Task to complete ▸
Return the records in full, exactly as given.

Supplied material ▸
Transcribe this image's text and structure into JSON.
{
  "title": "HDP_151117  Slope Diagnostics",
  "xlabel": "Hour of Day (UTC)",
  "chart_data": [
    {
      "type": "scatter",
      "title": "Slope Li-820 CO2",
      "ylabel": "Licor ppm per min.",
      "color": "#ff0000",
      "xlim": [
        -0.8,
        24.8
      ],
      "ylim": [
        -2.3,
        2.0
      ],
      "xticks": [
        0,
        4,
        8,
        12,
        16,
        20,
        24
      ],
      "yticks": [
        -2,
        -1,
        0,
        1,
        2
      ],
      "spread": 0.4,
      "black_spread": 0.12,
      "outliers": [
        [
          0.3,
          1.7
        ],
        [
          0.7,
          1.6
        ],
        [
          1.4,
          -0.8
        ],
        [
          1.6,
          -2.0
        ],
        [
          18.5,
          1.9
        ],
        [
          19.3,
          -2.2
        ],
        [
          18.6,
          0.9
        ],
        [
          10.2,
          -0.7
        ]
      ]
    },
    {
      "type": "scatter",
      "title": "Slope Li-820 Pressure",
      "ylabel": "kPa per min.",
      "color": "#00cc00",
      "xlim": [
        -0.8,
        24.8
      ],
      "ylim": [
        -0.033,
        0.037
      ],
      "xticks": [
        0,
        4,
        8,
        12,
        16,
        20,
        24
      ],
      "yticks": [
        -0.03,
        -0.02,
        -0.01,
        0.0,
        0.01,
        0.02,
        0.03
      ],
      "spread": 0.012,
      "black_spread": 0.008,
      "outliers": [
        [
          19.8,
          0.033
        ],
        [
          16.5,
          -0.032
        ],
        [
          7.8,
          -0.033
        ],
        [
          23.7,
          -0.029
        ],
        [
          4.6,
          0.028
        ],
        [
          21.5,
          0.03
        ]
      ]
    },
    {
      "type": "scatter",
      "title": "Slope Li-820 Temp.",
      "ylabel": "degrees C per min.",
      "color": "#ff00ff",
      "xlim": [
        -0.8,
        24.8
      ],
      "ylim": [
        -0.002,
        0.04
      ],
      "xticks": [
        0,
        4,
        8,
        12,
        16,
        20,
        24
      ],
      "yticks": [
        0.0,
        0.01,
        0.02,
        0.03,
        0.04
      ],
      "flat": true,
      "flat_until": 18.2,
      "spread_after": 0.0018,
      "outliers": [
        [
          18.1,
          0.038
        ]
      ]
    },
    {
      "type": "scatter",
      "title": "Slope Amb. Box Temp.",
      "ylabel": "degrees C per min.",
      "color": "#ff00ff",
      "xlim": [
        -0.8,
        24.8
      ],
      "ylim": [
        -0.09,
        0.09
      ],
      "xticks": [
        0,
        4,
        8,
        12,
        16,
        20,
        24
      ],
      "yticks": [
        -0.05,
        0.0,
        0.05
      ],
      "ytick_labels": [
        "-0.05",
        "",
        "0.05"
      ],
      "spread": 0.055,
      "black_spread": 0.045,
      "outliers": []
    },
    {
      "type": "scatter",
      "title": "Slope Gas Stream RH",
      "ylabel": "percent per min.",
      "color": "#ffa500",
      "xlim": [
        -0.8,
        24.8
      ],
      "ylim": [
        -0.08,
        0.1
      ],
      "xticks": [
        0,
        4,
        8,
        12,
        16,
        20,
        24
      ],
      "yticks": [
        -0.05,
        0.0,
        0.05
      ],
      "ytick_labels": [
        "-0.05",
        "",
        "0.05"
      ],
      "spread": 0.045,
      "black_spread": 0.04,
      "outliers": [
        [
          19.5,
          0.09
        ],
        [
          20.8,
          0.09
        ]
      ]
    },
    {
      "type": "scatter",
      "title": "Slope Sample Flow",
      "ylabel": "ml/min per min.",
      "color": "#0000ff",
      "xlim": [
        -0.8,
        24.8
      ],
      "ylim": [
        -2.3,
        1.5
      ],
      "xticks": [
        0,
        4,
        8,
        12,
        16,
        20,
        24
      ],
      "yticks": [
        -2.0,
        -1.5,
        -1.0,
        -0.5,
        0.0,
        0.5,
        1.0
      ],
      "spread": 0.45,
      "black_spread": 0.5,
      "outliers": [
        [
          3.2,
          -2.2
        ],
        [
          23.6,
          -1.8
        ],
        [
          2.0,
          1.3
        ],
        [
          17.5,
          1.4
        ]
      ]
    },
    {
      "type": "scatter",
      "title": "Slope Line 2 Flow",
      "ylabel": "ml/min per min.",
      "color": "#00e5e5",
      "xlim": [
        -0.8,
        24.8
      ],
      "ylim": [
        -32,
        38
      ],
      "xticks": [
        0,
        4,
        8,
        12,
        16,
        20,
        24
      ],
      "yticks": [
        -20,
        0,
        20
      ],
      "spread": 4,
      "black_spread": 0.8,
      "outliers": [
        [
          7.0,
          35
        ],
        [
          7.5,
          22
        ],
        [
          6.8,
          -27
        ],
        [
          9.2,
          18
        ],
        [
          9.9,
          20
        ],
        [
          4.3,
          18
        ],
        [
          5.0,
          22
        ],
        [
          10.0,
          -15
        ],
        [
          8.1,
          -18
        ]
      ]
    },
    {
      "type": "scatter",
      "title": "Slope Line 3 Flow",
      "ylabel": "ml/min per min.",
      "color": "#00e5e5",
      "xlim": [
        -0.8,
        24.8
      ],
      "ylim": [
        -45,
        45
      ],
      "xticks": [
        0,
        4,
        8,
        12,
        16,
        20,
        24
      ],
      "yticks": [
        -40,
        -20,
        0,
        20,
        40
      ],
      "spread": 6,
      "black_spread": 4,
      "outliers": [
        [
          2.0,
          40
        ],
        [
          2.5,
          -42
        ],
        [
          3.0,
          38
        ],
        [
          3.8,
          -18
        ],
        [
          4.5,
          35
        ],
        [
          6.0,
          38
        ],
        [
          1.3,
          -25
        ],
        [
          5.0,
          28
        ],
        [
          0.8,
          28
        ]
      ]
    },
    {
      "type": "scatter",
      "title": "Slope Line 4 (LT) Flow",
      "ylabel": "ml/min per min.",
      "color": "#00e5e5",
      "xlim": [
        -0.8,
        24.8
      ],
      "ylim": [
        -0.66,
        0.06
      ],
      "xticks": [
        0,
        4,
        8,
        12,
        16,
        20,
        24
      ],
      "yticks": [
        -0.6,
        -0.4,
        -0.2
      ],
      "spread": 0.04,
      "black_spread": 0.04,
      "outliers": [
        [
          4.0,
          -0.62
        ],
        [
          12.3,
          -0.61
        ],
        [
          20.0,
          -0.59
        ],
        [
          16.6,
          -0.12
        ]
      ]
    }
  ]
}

Output for this task ▸
Transcribe this image's text and structure into JSON.
{
  "title": "HDP_151117  Slope Diagnostics",
  "xlabel": "Hour of Day (UTC)",
  "chart_data": [
    {
      "type": "scatter",
      "title": "Slope Li-820 CO2",
      "ylabel": "Licor ppm per min.",
      "color": "#ff0000",
      "xlim": [
        -0.8,
        24.8
      ],
      "ylim": [
        -2.3,
        2.0
      ],
      "xticks": [
        0,
        4,
        8,
        12,
        16,
        20,
        24
      ],
      "yticks": [
        -2,
        -1,
        0,
        1,
        2
      ],
      "spread": 0.4,
      "black_spread": 0.12,
      "outliers": [
        [
          0.3,
          1.7
        ],
        [
          0.7,
          1.6
        ],
        [
          1.4,
          -0.8
        ],
        [
          1.6,
          -2.0
        ],
        [
          18.5,
          1.9
        ],
        [
          19.3,
          -2.2
        ],
        [
          18.6,
          0.9
        ],
        [
          10.2,
          -0.7
        ]
      ]
    },
    {
      "type": "scatter",
      "title": "Slope Li-820 Pressure",
      "ylabel": "kPa per min.",
      "color": "#00cc00",
      "xlim": [
        -0.8,
        24.8
      ],
      "ylim": [
        -0.033,
        0.037
      ],
      "xticks": [
        0,
        4,
        8,
        12,
        16,
        20,
        24
      ],
      "yticks": [
        -0.03,
        -0.02,
        -0.01,
        0.0,
        0.01,
        0.02,
        0.03
      ],
      "spread": 0.012,
      "black_spread": 0.008,
      "outliers": [
        [
          19.8,
          0.033
        ],
        [
          16.5,
          -0.032
        ],
        [
          7.8,
          -0.033
        ],
        [
          23.7,
          -0.029
        ],
        [
          4.6,
          0.028
        ],
        [
          21.5,
          0.03
        ]
      ]
    },
    {
      "type": "scatter",
      "title": "Slope Li-820 Temp.",
      "ylabel": "degrees C per min.",
      "color": "#ff00ff",
      "xlim": [
        -0.8,
        24.8
      ],
      "ylim": [
        -0.002,
        0.04
      ],
      "xticks": [
        0,
        4,
        8,
        12,
        16,
        20,
        24
      ],
      "yticks": [
        0.0,
        0.01,
        0.02,
        0.03,
        0.04
      ],
      "flat": true,
      "flat_until": 18.2,
      "spread_after": 0.0018,
      "outliers": [
        [
          18.1,
          0.038
        ]
      ]
    },
    {
      "type": "scatter",
      "title": "Slope Amb. Box Temp.",
      "ylabel": "degrees C per min.",
      "color": "#ff00ff",
      "xlim": [
        -0.8,
        24.8
      ],
      "ylim": [
        -0.09,
        0.09
      ],
      "xticks": [
        0,
        4,
        8,
        12,
        16,
        20,
        24
      ],
      "yticks": [
        -0.05,
        0.0,
        0.05
      ],
      "ytick_labels": [
        "-0.05",
        "",
        "0.05"
      ],
      "spread": 0.055,
      "black_spread": 0.045,
      "outliers": []
    },
    {
      "type": "scatter",
      "title": "Slope Gas Stream RH",
      "ylabel": "percent per min.",
      "color": "#ffa500",
      "xlim": [
        -0.8,
        24.8
      ],
      "ylim": [
        -0.08,
        0.1
      ],
      "xticks": [
        0,
        4,
        8,
        12,
        16,
        20,
        24
      ],
      "yticks": [
        -0.05,
        0.0,
        0.05
      ],
      "ytick_labels": [
        "-0.05",
        "",
        "0.05"
      ],
      "spread": 0.045,
      "black_spread": 0.04,
      "outliers": [
        [
          19.5,
          0.09
        ],
        [
          20.8,
          0.09
        ]
      ]
    },
    {
      "type": "scatter",
      "title": "Slope Sample Flow",
      "ylabel": "ml/min per min.",
      "color": "#0000ff",
      "xlim": [
        -0.8,
        24.8
      ],
      "ylim": [
        -2.3,
        1.5
      ],
      "xticks": [
        0,
        4,
        8,
        12,
        16,
        20,
        24
      ],
      "yticks": [
        -2.0,
        -1.5,
        -1.0,
        -0.5,
        0.0,
        0.5,
        1.0
      ],
      "spread": 0.45,
      "black_spread": 0.5,
      "outliers": [
        [
          3.2,
          -2.2
        ],
        [
          23.6,
          -1.8
        ],
        [
          2.0,
          1.3
        ],
        [
          17.5,
          1.4
        ]
      ]
    },
    {
      "type": "scatter",
      "title": "Slope Line 2 Flow",
      "ylabel": "ml/min per min.",
      "color": "#00e5e5",
      "xlim": [
        -0.8,
        24.8
      ],
      "ylim": [
        -32,
        38
      ],
      "xticks": [
        0,
        4,
        8,
        12,
        16,
        20,
        24
      ],
      "yticks": [
        -20,
        0,
        20
      ],
      "spread": 4,
      "black_spread": 0.8,
      "outliers": [
        [
          7.0,
          35
        ],
        [
          7.5,
          22
        ],
        [
          6.8,
          -27
        ],
        [
          9.2,
          18
        ],
        [
          9.9,
          20
        ],
        [
          4.3,
          18
        ],
        [
          5.0,
          22
        ],
        [
          10.0,
          -15
        ],
        [
          8.1,
          -18
        ]
      ]
    },
    {
      "type": "scatter",
      "title": "Slope Line 3 Flow",
      "ylabel": "ml/min per min.",
      "color": "#00e5e5",
      "xlim": [
        -0.8,
        24.8
      ],
      "ylim": [
        -45,
        45
      ],
      "xticks": [
        0,
        4,
        8,
        12,
        16,
        20,
        24
      ],
      "yticks": [
        -40,
        -20,
        0,
        20,
        40
      ],
      "spread": 6,
      "black_spread": 4,
      "outliers": [
        [
          2.0,
          40
        ],
        [
          2.5,
          -42
        ],
        [
          3.0,
          38
        ],
        [
          3.8,
          -18
        ],
        [
          4.5,
          35
        ],
        [
          6.0,
          38
        ],
        [
          1.3,
          -25
        ],
        [
          5.0,
          28
        ],
        [
          0.8,
          28
        ]
      ]
    },
    {
      "type": "scatter",
      "title": "Slope Line 4 (LT) Flow",
      "ylabel": "ml/min per min.",
      "color": "#00e5e5",
      "xlim": [
        -0.8,
        24.8
      ],
      "ylim": [
        -0.66,
        0.06
      ],
      "xticks": [
        0,
        4,
        8,
        12,
        16,
        20,
        24
      ],
      "yticks": [
        -0.6,
        -0.4,
        -0.2
      ],
      "spread": 0.04,
      "black_spread": 0.04,
      "outliers": [
        [
          4.0,
          -0.62
        ],
        [
          12.3,
          -0.61
        ],
        [
          20.0,
          -0.59
        ],
        [
          16.6,
          -0.12
        ]
      ]
    }
  ]
}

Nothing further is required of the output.